■ Prompt
Check every line of the data below for the string "background", and copy the ones that hold it.

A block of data
▼

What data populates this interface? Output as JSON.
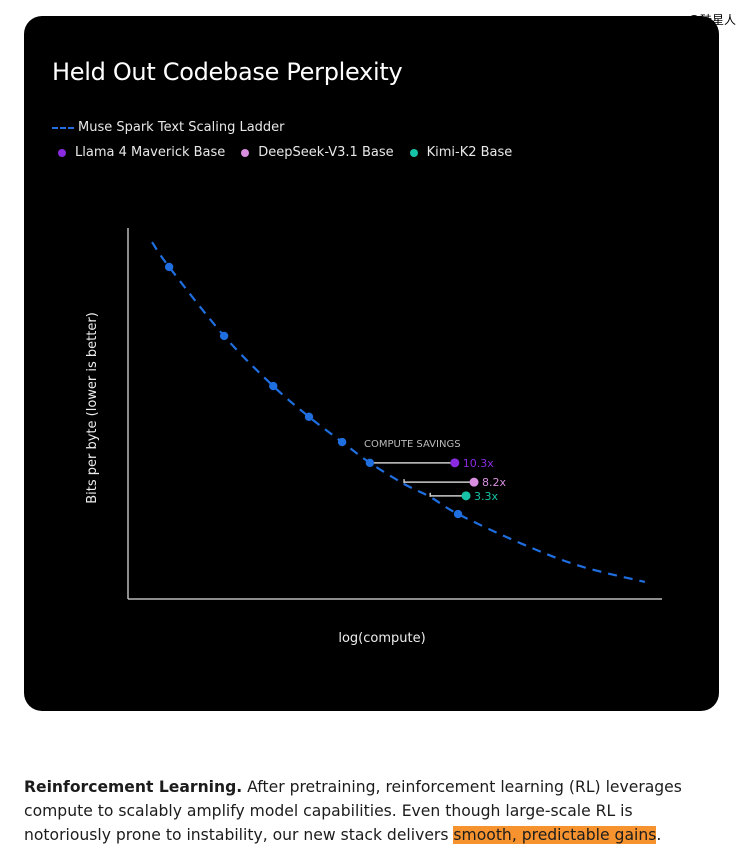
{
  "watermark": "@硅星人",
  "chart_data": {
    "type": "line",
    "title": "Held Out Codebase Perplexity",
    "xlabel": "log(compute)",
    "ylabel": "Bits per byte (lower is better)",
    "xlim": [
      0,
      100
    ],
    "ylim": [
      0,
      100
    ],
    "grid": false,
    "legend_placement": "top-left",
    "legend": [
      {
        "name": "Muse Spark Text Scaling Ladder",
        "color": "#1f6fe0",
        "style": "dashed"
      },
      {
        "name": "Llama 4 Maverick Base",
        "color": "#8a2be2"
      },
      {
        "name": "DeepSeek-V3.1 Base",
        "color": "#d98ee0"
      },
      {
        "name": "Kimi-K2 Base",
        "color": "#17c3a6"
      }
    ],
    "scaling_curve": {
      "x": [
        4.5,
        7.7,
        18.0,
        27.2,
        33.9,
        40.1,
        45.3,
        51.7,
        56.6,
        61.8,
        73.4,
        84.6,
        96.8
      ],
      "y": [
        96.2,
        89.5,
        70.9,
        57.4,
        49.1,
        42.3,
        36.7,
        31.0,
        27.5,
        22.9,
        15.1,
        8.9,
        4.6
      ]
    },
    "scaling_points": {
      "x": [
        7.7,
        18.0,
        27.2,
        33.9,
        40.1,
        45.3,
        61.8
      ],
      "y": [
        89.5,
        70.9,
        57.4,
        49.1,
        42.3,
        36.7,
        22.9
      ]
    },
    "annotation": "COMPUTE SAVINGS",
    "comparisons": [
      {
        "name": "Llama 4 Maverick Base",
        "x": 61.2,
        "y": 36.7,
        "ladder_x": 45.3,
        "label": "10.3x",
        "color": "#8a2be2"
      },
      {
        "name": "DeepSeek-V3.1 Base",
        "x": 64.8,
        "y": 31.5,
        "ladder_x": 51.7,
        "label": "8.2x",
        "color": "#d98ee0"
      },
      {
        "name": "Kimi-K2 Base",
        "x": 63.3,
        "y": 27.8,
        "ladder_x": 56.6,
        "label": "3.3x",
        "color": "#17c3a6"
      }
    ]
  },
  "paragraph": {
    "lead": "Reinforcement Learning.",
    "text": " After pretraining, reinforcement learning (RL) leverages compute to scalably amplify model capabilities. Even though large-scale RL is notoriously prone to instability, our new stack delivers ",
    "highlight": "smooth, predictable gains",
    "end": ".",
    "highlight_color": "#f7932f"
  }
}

▲
▼

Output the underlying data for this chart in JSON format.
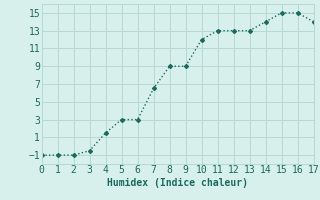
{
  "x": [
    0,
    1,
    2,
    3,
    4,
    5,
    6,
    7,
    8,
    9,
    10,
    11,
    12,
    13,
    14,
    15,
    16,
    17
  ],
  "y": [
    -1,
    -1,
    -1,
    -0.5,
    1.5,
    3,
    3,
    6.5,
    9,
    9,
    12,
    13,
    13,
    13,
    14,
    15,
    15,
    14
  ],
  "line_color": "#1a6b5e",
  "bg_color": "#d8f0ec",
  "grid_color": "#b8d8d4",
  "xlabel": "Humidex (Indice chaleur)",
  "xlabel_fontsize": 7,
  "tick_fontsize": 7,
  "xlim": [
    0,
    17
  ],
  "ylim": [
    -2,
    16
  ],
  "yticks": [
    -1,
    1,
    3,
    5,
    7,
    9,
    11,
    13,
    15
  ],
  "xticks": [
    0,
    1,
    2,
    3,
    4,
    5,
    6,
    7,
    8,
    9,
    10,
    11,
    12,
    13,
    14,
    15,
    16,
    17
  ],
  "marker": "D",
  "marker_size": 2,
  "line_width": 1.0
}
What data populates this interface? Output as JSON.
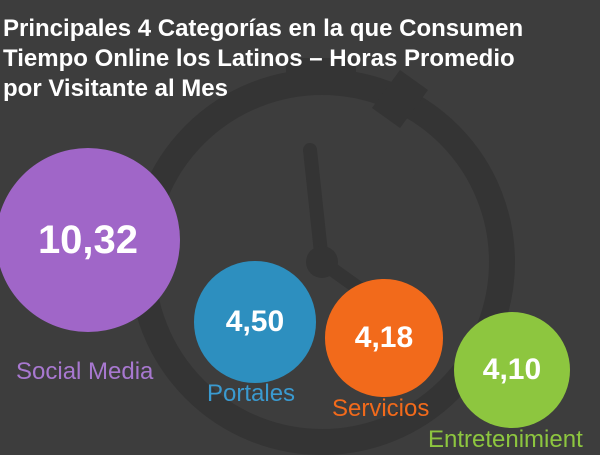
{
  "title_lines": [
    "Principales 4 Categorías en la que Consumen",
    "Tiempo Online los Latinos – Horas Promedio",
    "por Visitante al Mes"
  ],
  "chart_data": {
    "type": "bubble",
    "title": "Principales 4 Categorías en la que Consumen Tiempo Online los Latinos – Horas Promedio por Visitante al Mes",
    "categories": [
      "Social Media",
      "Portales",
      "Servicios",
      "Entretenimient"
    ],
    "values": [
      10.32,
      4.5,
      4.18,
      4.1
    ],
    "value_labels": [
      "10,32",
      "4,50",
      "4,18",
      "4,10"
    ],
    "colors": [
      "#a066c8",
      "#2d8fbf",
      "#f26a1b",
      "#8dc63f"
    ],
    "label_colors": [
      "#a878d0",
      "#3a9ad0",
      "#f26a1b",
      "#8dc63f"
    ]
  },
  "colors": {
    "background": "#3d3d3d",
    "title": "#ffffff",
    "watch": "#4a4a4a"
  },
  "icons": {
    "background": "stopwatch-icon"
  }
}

▲

■ Solution to the problem
    "background": "#3d3d3d",
    "background": "stopwatch-icon"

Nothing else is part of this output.